WHAT YOU ARE ASKED TO DO:
Copy every line of the following data that includes the string "JSON".

───── RECORDS TO USE

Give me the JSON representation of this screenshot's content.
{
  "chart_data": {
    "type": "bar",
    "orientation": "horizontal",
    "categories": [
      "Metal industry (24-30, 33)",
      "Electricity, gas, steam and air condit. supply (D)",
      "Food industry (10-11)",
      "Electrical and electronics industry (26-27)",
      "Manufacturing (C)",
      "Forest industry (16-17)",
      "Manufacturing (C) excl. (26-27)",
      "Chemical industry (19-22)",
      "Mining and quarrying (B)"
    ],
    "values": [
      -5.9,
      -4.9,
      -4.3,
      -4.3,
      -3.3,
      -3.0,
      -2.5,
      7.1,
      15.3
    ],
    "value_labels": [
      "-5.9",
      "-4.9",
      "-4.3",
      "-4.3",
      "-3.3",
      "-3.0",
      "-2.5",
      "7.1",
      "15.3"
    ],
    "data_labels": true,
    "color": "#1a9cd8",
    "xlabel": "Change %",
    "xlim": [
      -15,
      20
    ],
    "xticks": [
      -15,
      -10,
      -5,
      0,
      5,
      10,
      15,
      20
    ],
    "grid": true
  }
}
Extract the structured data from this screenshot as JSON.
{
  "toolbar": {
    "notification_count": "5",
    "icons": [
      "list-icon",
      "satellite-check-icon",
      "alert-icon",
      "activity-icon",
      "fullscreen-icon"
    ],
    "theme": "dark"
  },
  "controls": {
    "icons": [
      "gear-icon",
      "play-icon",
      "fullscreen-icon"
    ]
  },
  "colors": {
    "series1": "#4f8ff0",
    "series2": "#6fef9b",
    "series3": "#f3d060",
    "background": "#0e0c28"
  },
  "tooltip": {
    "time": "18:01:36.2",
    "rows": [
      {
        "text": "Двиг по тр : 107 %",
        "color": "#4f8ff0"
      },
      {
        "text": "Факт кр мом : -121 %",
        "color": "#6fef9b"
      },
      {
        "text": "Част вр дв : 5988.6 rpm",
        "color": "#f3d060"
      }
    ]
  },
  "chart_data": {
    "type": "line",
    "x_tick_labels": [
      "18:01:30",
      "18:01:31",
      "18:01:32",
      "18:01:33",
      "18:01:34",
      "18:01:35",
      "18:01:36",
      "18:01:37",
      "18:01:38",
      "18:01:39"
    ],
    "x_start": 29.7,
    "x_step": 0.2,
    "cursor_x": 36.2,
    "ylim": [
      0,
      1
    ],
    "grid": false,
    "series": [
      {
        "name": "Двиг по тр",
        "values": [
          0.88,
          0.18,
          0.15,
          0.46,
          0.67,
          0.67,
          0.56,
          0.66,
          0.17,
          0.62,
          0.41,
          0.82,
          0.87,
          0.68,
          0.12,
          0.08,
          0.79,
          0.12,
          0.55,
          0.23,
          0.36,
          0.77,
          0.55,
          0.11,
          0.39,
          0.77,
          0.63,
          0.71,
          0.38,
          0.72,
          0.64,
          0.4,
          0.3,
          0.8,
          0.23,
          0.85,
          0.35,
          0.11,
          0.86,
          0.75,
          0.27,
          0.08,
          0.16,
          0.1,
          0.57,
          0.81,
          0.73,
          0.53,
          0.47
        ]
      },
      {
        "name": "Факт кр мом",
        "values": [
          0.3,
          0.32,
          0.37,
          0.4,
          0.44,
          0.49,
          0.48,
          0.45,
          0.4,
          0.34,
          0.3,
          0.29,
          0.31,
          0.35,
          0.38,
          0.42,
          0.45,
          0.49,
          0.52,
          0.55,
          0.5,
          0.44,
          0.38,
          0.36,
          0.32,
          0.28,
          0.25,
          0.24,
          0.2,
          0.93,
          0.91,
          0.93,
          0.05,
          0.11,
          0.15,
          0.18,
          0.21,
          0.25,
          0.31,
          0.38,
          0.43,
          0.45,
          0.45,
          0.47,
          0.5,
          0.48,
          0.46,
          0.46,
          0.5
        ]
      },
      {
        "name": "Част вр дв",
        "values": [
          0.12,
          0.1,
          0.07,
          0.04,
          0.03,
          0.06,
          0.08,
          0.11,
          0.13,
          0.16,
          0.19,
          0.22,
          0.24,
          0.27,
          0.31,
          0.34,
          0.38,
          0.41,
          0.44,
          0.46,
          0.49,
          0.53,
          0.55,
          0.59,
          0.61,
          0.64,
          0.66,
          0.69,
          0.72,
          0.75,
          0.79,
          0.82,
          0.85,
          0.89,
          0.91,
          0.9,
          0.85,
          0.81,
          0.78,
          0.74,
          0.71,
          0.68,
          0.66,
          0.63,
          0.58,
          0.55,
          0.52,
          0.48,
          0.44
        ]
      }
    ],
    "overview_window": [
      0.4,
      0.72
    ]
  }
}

──────────

FINAL ANSWER:
Give me the JSON representation of this screenshot's content.
Extract the structured data from this screenshot as JSON.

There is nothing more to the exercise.